[PROBLEM TO WORK ON] Each entry below is to be written out exactly, and the pictures are to be left out.

━━━━━ TASK INPUT

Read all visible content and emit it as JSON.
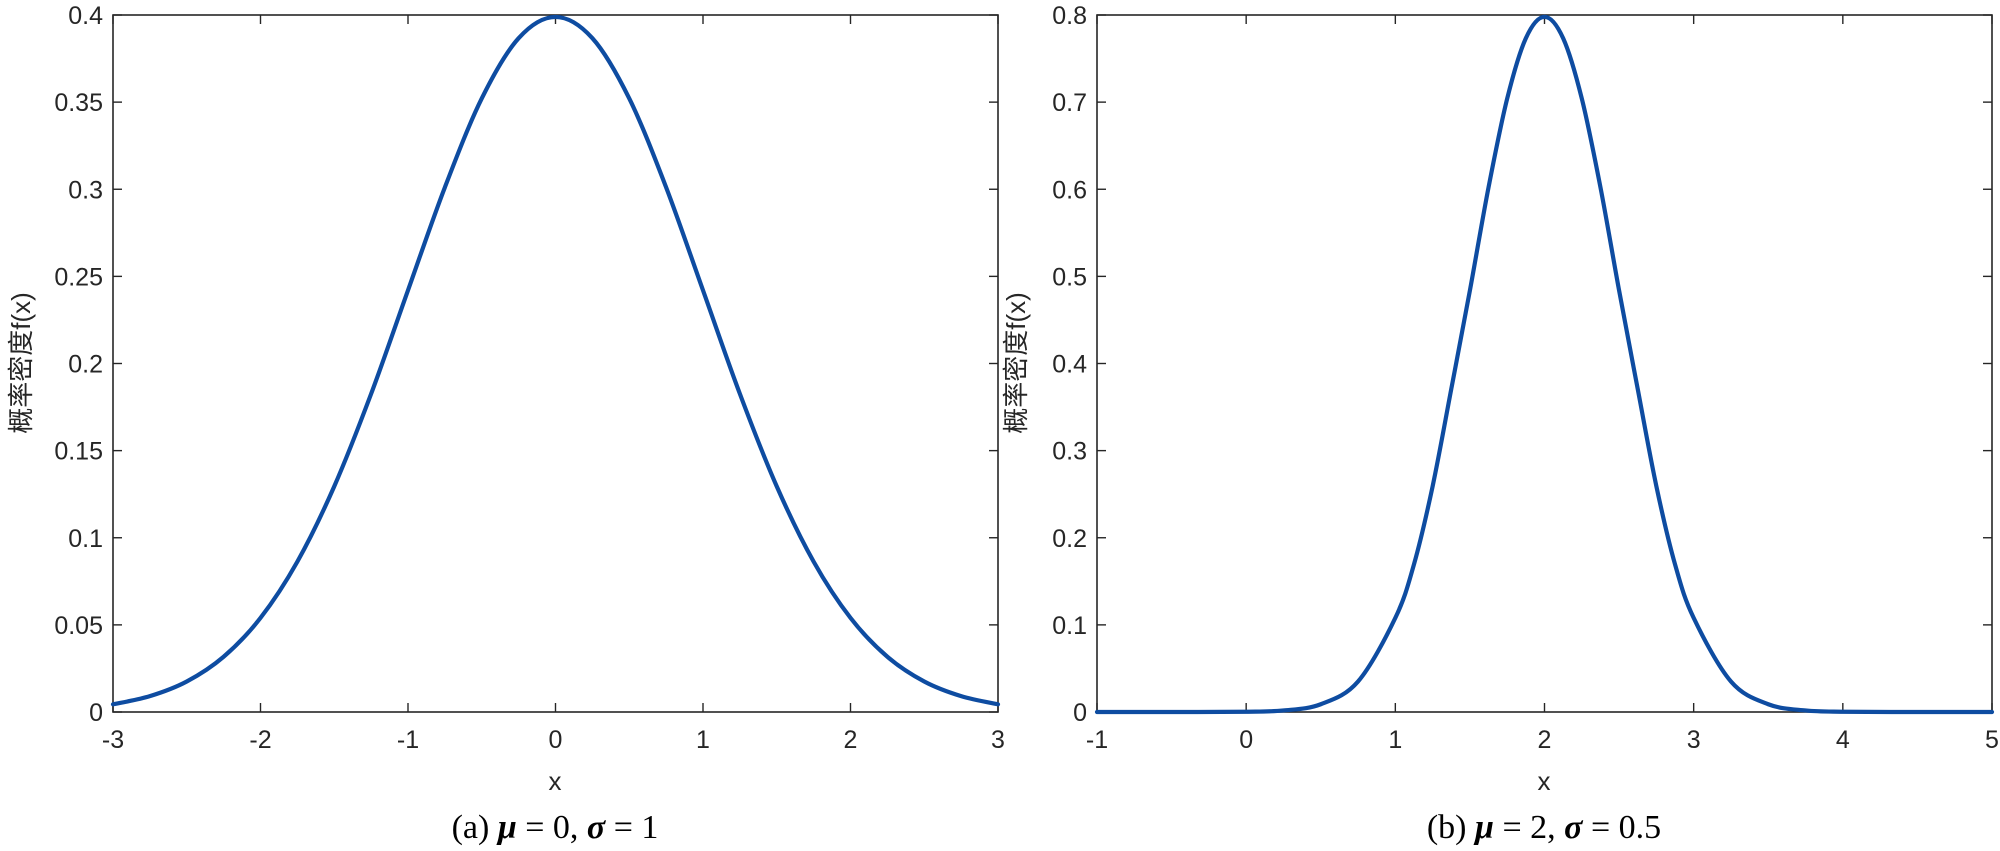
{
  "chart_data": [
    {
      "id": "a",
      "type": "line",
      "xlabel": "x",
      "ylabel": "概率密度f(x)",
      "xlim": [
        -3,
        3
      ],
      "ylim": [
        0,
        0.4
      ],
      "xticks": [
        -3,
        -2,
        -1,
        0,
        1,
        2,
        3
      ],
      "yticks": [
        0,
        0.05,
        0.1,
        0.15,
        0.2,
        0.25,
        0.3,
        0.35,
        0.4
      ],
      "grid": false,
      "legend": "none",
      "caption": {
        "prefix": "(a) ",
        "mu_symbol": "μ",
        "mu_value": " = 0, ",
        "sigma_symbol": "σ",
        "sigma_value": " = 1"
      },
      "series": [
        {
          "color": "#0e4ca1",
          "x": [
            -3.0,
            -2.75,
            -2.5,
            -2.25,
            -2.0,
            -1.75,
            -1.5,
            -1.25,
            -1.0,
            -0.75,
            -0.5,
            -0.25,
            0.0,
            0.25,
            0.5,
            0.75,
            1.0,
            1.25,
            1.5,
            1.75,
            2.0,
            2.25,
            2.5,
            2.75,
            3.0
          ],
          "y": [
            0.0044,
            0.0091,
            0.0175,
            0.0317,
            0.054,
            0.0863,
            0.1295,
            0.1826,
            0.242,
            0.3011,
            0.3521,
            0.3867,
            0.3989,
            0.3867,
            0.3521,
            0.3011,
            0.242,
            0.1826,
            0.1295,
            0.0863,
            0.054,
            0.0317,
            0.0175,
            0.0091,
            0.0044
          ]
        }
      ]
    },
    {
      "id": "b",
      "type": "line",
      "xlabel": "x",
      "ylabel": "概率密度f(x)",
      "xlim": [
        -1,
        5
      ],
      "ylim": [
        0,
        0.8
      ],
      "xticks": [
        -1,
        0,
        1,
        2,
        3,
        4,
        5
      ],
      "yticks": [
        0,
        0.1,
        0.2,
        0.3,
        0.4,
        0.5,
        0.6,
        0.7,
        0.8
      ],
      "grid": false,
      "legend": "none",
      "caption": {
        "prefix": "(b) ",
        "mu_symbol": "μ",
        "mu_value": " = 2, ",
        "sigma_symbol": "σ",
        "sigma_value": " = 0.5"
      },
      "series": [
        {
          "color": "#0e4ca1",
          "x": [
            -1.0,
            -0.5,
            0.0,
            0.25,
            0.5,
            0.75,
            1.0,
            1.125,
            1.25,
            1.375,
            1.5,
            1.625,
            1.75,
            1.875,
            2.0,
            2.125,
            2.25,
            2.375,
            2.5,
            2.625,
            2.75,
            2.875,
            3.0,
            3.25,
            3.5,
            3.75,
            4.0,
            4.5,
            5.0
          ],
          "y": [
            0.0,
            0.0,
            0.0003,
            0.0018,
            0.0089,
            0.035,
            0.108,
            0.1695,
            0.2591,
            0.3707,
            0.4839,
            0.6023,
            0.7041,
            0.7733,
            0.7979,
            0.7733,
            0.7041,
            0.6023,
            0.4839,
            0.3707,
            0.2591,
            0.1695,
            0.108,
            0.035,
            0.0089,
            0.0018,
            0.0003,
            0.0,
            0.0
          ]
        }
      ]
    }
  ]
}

━━━━━━━━━━

[RIGHT ANSWER]
Read all visible content and emit it as JSON.
{
  "chart_data": [
    {
      "id": "a",
      "type": "line",
      "xlabel": "x",
      "ylabel": "概率密度f(x)",
      "xlim": [
        -3,
        3
      ],
      "ylim": [
        0,
        0.4
      ],
      "xticks": [
        -3,
        -2,
        -1,
        0,
        1,
        2,
        3
      ],
      "yticks": [
        0,
        0.05,
        0.1,
        0.15,
        0.2,
        0.25,
        0.3,
        0.35,
        0.4
      ],
      "grid": false,
      "legend": "none",
      "caption": {
        "prefix": "(a) ",
        "mu_symbol": "μ",
        "mu_value": " = 0, ",
        "sigma_symbol": "σ",
        "sigma_value": " = 1"
      },
      "series": [
        {
          "color": "#0e4ca1",
          "x": [
            -3.0,
            -2.75,
            -2.5,
            -2.25,
            -2.0,
            -1.75,
            -1.5,
            -1.25,
            -1.0,
            -0.75,
            -0.5,
            -0.25,
            0.0,
            0.25,
            0.5,
            0.75,
            1.0,
            1.25,
            1.5,
            1.75,
            2.0,
            2.25,
            2.5,
            2.75,
            3.0
          ],
          "y": [
            0.0044,
            0.0091,
            0.0175,
            0.0317,
            0.054,
            0.0863,
            0.1295,
            0.1826,
            0.242,
            0.3011,
            0.3521,
            0.3867,
            0.3989,
            0.3867,
            0.3521,
            0.3011,
            0.242,
            0.1826,
            0.1295,
            0.0863,
            0.054,
            0.0317,
            0.0175,
            0.0091,
            0.0044
          ]
        }
      ]
    },
    {
      "id": "b",
      "type": "line",
      "xlabel": "x",
      "ylabel": "概率密度f(x)",
      "xlim": [
        -1,
        5
      ],
      "ylim": [
        0,
        0.8
      ],
      "xticks": [
        -1,
        0,
        1,
        2,
        3,
        4,
        5
      ],
      "yticks": [
        0,
        0.1,
        0.2,
        0.3,
        0.4,
        0.5,
        0.6,
        0.7,
        0.8
      ],
      "grid": false,
      "legend": "none",
      "caption": {
        "prefix": "(b) ",
        "mu_symbol": "μ",
        "mu_value": " = 2, ",
        "sigma_symbol": "σ",
        "sigma_value": " = 0.5"
      },
      "series": [
        {
          "color": "#0e4ca1",
          "x": [
            -1.0,
            -0.5,
            0.0,
            0.25,
            0.5,
            0.75,
            1.0,
            1.125,
            1.25,
            1.375,
            1.5,
            1.625,
            1.75,
            1.875,
            2.0,
            2.125,
            2.25,
            2.375,
            2.5,
            2.625,
            2.75,
            2.875,
            3.0,
            3.25,
            3.5,
            3.75,
            4.0,
            4.5,
            5.0
          ],
          "y": [
            0.0,
            0.0,
            0.0003,
            0.0018,
            0.0089,
            0.035,
            0.108,
            0.1695,
            0.2591,
            0.3707,
            0.4839,
            0.6023,
            0.7041,
            0.7733,
            0.7979,
            0.7733,
            0.7041,
            0.6023,
            0.4839,
            0.3707,
            0.2591,
            0.1695,
            0.108,
            0.035,
            0.0089,
            0.0018,
            0.0003,
            0.0,
            0.0
          ]
        }
      ]
    }
  ]
}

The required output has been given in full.